### DIRECTION
Go through the entries below and copy each line containing the word "Slow".

(Source data)
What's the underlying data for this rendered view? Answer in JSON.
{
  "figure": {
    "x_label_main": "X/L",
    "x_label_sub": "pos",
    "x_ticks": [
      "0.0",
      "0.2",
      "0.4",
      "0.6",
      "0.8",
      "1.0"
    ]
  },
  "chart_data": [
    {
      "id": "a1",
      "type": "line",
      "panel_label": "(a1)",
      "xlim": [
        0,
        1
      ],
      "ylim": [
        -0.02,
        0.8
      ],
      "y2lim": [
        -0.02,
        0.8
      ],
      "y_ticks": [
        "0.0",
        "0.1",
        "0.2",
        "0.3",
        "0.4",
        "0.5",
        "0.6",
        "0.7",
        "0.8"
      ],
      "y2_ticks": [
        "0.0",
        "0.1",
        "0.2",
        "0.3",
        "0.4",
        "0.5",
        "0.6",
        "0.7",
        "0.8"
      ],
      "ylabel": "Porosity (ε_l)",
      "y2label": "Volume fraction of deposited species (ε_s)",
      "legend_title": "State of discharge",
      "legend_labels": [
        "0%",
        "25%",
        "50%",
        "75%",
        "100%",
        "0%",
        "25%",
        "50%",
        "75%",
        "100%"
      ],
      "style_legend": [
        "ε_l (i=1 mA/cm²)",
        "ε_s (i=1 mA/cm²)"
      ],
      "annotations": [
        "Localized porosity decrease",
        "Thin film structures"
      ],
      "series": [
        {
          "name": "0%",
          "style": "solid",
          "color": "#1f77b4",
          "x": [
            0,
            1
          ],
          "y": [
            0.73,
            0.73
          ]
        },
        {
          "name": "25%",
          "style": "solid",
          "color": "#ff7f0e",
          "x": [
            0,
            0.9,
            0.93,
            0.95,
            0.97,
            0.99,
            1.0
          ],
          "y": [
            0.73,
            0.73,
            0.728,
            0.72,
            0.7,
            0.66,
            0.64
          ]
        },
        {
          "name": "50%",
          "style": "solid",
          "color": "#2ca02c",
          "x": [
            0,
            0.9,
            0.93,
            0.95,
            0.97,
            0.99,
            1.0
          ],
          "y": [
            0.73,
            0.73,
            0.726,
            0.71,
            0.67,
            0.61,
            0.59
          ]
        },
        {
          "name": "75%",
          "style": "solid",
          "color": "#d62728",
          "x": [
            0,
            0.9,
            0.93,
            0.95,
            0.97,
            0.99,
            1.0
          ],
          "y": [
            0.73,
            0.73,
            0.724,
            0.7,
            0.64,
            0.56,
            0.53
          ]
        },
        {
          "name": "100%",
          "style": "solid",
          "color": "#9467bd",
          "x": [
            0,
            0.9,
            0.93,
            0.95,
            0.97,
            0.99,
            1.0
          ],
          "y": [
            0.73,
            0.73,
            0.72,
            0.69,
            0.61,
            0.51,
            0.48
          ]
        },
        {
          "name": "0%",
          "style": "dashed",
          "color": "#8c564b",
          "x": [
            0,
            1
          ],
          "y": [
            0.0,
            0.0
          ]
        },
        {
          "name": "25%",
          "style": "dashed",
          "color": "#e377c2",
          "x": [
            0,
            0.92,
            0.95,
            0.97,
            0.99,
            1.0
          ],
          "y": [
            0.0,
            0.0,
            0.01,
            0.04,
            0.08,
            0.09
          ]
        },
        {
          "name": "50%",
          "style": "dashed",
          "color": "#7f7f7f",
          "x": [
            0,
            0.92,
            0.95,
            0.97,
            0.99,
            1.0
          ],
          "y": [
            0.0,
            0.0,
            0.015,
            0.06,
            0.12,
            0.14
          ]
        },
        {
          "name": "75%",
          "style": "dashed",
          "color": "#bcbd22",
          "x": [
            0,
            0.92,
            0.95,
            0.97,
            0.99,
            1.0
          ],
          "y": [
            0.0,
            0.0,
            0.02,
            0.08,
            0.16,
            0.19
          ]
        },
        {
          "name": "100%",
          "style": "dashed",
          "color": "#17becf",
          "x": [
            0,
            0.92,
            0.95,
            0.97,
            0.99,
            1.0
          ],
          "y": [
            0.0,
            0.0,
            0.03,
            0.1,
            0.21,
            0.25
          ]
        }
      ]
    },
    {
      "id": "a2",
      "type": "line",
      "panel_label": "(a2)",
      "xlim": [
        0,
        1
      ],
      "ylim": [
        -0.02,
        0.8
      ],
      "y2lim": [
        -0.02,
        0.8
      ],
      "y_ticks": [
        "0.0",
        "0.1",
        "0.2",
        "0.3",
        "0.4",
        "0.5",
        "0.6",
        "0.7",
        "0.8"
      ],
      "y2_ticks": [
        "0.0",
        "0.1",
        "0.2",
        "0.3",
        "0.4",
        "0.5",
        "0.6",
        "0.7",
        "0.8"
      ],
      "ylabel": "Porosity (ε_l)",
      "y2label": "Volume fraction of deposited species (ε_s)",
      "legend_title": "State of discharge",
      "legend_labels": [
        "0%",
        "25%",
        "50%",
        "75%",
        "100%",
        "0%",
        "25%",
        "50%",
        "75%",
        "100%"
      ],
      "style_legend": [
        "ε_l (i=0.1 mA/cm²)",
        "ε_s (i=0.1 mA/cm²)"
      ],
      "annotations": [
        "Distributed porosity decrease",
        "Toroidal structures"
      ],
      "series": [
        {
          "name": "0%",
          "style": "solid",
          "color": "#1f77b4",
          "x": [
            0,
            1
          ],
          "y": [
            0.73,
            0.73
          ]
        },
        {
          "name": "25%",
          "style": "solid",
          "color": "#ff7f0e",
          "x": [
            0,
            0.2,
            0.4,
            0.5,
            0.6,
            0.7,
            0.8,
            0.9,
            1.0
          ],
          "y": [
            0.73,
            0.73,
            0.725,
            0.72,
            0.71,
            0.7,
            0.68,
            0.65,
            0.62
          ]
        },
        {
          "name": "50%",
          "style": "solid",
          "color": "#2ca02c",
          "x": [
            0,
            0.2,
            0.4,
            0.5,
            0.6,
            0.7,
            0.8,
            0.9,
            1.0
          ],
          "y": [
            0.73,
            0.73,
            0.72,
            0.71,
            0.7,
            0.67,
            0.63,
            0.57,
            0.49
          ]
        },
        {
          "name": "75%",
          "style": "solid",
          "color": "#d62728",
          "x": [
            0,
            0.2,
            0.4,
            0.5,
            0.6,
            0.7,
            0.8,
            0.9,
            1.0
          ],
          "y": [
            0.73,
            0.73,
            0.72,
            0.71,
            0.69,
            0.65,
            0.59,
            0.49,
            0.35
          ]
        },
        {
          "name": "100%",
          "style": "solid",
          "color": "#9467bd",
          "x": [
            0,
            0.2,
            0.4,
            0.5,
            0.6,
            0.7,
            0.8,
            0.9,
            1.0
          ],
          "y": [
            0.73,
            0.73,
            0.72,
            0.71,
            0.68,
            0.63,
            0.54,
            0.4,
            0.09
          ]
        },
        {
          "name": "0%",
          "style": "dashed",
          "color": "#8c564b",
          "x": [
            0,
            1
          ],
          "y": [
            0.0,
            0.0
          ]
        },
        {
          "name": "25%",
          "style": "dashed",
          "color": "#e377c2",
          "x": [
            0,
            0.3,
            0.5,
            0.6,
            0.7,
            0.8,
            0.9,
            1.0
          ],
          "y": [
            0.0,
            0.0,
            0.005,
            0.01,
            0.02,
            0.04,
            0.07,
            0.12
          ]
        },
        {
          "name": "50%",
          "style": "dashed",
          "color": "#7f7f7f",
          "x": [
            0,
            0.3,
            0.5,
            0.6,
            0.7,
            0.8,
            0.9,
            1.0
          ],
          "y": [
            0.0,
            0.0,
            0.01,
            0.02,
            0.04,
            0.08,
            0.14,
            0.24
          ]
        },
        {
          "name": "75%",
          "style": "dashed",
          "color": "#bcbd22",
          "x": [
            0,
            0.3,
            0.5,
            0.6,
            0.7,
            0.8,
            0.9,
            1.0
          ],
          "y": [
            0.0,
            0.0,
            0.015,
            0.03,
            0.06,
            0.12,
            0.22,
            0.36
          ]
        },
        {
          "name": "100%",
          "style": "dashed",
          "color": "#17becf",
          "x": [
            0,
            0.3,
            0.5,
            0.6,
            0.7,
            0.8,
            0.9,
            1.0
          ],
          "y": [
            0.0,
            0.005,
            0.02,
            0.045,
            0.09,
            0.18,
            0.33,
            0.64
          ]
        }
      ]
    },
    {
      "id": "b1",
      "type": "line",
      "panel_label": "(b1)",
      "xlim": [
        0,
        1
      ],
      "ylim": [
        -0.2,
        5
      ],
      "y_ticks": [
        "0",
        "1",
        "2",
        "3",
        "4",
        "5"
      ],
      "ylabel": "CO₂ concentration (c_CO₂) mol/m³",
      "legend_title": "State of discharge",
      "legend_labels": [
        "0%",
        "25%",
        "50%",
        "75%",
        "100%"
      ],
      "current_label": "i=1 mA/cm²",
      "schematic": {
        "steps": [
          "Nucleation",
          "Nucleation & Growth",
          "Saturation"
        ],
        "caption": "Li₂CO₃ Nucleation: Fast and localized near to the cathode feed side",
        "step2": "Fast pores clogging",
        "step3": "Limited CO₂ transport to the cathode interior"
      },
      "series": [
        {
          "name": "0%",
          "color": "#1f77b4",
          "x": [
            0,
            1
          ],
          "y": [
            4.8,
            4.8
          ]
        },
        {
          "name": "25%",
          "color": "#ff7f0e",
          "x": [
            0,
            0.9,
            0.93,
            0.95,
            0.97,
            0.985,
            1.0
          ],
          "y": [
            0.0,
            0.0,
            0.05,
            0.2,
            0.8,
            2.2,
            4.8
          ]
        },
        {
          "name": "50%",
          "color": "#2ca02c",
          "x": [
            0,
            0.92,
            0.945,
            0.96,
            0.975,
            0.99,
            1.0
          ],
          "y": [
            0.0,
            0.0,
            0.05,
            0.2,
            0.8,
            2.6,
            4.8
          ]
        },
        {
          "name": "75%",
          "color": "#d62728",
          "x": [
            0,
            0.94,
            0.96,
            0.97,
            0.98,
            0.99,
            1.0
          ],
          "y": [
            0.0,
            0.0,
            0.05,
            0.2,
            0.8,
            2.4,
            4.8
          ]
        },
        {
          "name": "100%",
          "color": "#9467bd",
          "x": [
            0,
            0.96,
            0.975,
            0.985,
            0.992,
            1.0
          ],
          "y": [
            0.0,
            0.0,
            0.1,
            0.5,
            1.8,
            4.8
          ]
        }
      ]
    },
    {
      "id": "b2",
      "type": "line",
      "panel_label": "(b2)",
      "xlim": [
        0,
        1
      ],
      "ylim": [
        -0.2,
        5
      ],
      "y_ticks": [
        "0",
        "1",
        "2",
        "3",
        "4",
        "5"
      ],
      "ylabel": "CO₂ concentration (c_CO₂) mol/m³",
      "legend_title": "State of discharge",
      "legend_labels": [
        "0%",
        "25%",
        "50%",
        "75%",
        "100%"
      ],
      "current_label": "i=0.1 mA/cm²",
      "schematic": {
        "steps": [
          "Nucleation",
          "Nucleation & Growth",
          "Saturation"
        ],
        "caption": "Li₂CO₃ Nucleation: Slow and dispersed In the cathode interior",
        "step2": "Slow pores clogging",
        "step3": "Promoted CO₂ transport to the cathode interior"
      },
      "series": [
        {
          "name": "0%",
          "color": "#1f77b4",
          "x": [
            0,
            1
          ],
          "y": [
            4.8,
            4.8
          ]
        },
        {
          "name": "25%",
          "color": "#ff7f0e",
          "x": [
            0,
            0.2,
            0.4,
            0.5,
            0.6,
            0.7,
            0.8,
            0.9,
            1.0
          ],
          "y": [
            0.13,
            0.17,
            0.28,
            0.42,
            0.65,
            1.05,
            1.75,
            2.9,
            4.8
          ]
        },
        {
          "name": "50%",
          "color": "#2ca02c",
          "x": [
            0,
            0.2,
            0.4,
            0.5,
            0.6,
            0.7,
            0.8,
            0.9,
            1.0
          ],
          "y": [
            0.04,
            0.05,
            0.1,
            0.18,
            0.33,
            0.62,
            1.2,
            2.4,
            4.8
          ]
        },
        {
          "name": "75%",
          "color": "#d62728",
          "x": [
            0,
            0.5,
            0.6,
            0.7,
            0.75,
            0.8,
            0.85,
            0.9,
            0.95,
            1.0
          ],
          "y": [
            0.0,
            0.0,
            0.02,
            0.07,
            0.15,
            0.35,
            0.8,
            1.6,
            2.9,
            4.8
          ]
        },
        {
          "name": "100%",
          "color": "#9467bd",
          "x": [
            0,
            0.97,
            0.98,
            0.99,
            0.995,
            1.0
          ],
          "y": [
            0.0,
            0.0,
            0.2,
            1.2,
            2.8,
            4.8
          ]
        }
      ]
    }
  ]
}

### EXERCISE OUTPUT
        "caption": "Li₂CO₃ Nucleation: Slow and dispersed In the cathode interior",
        "step2": "Slow pores clogging",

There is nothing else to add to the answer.